Direction —
Quote, without change, all of the lines that follow.

Records supplied —
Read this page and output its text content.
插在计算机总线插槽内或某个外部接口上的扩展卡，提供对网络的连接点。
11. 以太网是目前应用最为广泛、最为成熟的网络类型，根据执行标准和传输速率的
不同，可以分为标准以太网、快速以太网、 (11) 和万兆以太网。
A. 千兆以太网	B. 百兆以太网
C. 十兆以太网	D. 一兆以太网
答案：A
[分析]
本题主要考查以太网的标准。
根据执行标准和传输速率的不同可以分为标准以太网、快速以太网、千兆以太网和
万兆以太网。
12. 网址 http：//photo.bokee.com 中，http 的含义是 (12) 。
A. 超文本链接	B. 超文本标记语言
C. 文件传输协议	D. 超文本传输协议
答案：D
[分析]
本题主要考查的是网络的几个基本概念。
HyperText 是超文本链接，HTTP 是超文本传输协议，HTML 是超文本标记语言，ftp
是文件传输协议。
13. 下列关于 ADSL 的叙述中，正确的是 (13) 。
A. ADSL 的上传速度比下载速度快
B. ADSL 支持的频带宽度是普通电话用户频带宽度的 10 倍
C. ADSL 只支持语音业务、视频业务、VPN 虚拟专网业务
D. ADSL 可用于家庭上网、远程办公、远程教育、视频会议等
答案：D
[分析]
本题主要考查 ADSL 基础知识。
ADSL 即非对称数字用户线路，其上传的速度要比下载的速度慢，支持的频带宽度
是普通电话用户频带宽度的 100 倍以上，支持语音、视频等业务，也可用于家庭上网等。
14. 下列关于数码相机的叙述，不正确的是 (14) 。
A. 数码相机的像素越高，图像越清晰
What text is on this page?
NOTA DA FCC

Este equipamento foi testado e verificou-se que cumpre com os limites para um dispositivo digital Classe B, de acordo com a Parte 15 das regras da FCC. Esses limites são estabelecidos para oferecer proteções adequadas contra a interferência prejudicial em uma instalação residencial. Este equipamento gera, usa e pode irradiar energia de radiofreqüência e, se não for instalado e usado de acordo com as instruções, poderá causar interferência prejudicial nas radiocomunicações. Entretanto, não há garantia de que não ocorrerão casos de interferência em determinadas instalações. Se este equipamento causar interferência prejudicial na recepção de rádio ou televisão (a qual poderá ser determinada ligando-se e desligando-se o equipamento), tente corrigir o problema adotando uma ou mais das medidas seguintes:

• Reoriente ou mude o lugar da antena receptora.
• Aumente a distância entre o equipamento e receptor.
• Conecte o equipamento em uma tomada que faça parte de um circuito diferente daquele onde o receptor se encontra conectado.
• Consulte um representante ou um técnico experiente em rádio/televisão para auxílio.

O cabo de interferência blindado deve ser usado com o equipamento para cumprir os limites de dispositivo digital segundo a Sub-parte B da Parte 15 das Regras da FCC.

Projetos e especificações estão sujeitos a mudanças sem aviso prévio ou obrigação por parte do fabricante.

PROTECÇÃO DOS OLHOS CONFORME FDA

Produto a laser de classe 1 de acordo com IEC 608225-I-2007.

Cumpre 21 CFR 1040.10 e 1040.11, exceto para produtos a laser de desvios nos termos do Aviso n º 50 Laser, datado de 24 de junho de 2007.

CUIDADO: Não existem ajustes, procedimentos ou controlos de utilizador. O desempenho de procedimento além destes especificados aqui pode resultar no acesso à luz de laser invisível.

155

The solution —
Read this page and output its text content.
插在计算机总线插槽内或某个外部接口上的扩展卡，提供对网络的连接点。
11. 以太网是目前应用最为广泛、最为成熟的网络类型，根据执行标准和传输速率的
不同，可以分为标准以太网、快速以太网、 (11) 和万兆以太网。
A. 千兆以太网	B. 百兆以太网
C. 十兆以太网	D. 一兆以太网
答案：A
[分析]
本题主要考查以太网的标准。
根据执行标准和传输速率的不同可以分为标准以太网、快速以太网、千兆以太网和
万兆以太网。
12. 网址 http：//photo.bokee.com 中，http 的含义是 (12) 。
A. 超文本链接	B. 超文本标记语言
C. 文件传输协议	D. 超文本传输协议
答案：D
[分析]
本题主要考查的是网络的几个基本概念。
HyperText 是超文本链接，HTTP 是超文本传输协议，HTML 是超文本标记语言，ftp
是文件传输协议。
13. 下列关于 ADSL 的叙述中，正确的是 (13) 。
A. ADSL 的上传速度比下载速度快
B. ADSL 支持的频带宽度是普通电话用户频带宽度的 10 倍
C. ADSL 只支持语音业务、视频业务、VPN 虚拟专网业务
D. ADSL 可用于家庭上网、远程办公、远程教育、视频会议等
答案：D
[分析]
本题主要考查 ADSL 基础知识。
ADSL 即非对称数字用户线路，其上传的速度要比下载的速度慢，支持的频带宽度
是普通电话用户频带宽度的 100 倍以上，支持语音、视频等业务，也可用于家庭上网等。
14. 下列关于数码相机的叙述，不正确的是 (14) 。
A. 数码相机的像素越高，图像越清晰
What text is on this page?
NOTA DA FCC

Este equipamento foi testado e verificou-se que cumpre com os limites para um dispositivo digital Classe B, de acordo com a Parte 15 das regras da FCC. Esses limites são estabelecidos para oferecer proteções adequadas contra a interferência prejudicial em uma instalação residencial. Este equipamento gera, usa e pode irradiar energia de radiofreqüência e, se não for instalado e usado de acordo com as instruções, poderá causar interferência prejudicial nas radiocomunicações. Entretanto, não há garantia de que não ocorrerão casos de interferência em determinadas instalações. Se este equipamento causar interferência prejudicial na recepção de rádio ou televisão (a qual poderá ser determinada ligando-se e desligando-se o equipamento), tente corrigir o problema adotando uma ou mais das medidas seguintes:

• Reoriente ou mude o lugar da antena receptora.
• Aumente a distância entre o equipamento e receptor.
• Conecte o equipamento em uma tomada que faça parte de um circuito diferente daquele onde o receptor se encontra conectado.
• Consulte um representante ou um técnico experiente em rádio/televisão para auxílio.

O cabo de interferência blindado deve ser usado com o equipamento para cumprir os limites de dispositivo digital segundo a Sub-parte B da Parte 15 das Regras da FCC.

Projetos e especificações estão sujeitos a mudanças sem aviso prévio ou obrigação por parte do fabricante.

PROTECÇÃO DOS OLHOS CONFORME FDA

Produto a laser de classe 1 de acordo com IEC 608225-I-2007.

Cumpre 21 CFR 1040.10 e 1040.11, exceto para produtos a laser de desvios nos termos do Aviso n º 50 Laser, datado de 24 de junho de 2007.

CUIDADO: Não existem ajustes, procedimentos ou controlos de utilizador. O desempenho de procedimento além destes especificados aqui pode resultar no acesso à luz de laser invisível.

155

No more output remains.